_Exercise prompt_
Repeat the entries that follow verbatim, without any of their pictures.

start

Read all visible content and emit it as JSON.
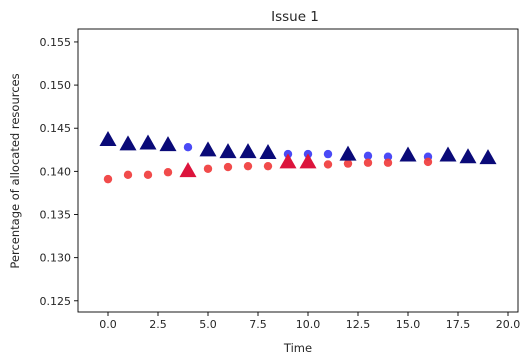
{
  "chart_data": {
    "type": "scatter",
    "title": "Issue 1",
    "xlabel": "Time",
    "ylabel": "Percentage of allocated resources",
    "xlim": [
      -1.5,
      20.5
    ],
    "ylim": [
      0.1237,
      0.1565
    ],
    "xticks": [
      0.0,
      2.5,
      5.0,
      7.5,
      10.0,
      12.5,
      15.0,
      17.5,
      20.0
    ],
    "xtick_labels": [
      "0.0",
      "2.5",
      "5.0",
      "7.5",
      "10.0",
      "12.5",
      "15.0",
      "17.5",
      "20.0"
    ],
    "yticks": [
      0.125,
      0.13,
      0.135,
      0.14,
      0.145,
      0.15,
      0.155
    ],
    "ytick_labels": [
      "0.125",
      "0.130",
      "0.135",
      "0.140",
      "0.145",
      "0.150",
      "0.155"
    ],
    "grid": false,
    "series": [
      {
        "marker": "circle",
        "color": "#3b3bf5",
        "x": [
          4,
          9,
          10,
          11,
          13,
          14,
          16
        ],
        "y": [
          0.1428,
          0.142,
          0.142,
          0.142,
          0.1418,
          0.1417,
          0.1417
        ]
      },
      {
        "marker": "circle",
        "color": "#f03c3c",
        "x": [
          0,
          1,
          2,
          3,
          5,
          6,
          7,
          8,
          11,
          12,
          13,
          14,
          16
        ],
        "y": [
          0.1391,
          0.1396,
          0.1396,
          0.1399,
          0.1403,
          0.1405,
          0.1406,
          0.1406,
          0.1408,
          0.1409,
          0.141,
          0.141,
          0.1411
        ]
      },
      {
        "marker": "triangle",
        "color": "#dc143c",
        "x": [
          4,
          9,
          10
        ],
        "y": [
          0.14,
          0.141,
          0.141
        ]
      },
      {
        "marker": "triangle",
        "color": "#0a0a78",
        "x": [
          0,
          1,
          2,
          3,
          5,
          6,
          7,
          8,
          12,
          15,
          17,
          18,
          19
        ],
        "y": [
          0.1436,
          0.1431,
          0.1432,
          0.143,
          0.1424,
          0.1422,
          0.1422,
          0.1421,
          0.1419,
          0.1418,
          0.1418,
          0.1416,
          0.1415
        ]
      }
    ]
  }
}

end

_Result for this task_
Read all visible content and emit it as JSON.
{
  "chart_data": {
    "type": "scatter",
    "title": "Issue 1",
    "xlabel": "Time",
    "ylabel": "Percentage of allocated resources",
    "xlim": [
      -1.5,
      20.5
    ],
    "ylim": [
      0.1237,
      0.1565
    ],
    "xticks": [
      0.0,
      2.5,
      5.0,
      7.5,
      10.0,
      12.5,
      15.0,
      17.5,
      20.0
    ],
    "xtick_labels": [
      "0.0",
      "2.5",
      "5.0",
      "7.5",
      "10.0",
      "12.5",
      "15.0",
      "17.5",
      "20.0"
    ],
    "yticks": [
      0.125,
      0.13,
      0.135,
      0.14,
      0.145,
      0.15,
      0.155
    ],
    "ytick_labels": [
      "0.125",
      "0.130",
      "0.135",
      "0.140",
      "0.145",
      "0.150",
      "0.155"
    ],
    "grid": false,
    "series": [
      {
        "marker": "circle",
        "color": "#3b3bf5",
        "x": [
          4,
          9,
          10,
          11,
          13,
          14,
          16
        ],
        "y": [
          0.1428,
          0.142,
          0.142,
          0.142,
          0.1418,
          0.1417,
          0.1417
        ]
      },
      {
        "marker": "circle",
        "color": "#f03c3c",
        "x": [
          0,
          1,
          2,
          3,
          5,
          6,
          7,
          8,
          11,
          12,
          13,
          14,
          16
        ],
        "y": [
          0.1391,
          0.1396,
          0.1396,
          0.1399,
          0.1403,
          0.1405,
          0.1406,
          0.1406,
          0.1408,
          0.1409,
          0.141,
          0.141,
          0.1411
        ]
      },
      {
        "marker": "triangle",
        "color": "#dc143c",
        "x": [
          4,
          9,
          10
        ],
        "y": [
          0.14,
          0.141,
          0.141
        ]
      },
      {
        "marker": "triangle",
        "color": "#0a0a78",
        "x": [
          0,
          1,
          2,
          3,
          5,
          6,
          7,
          8,
          12,
          15,
          17,
          18,
          19
        ],
        "y": [
          0.1436,
          0.1431,
          0.1432,
          0.143,
          0.1424,
          0.1422,
          0.1422,
          0.1421,
          0.1419,
          0.1418,
          0.1418,
          0.1416,
          0.1415
        ]
      }
    ]
  }
}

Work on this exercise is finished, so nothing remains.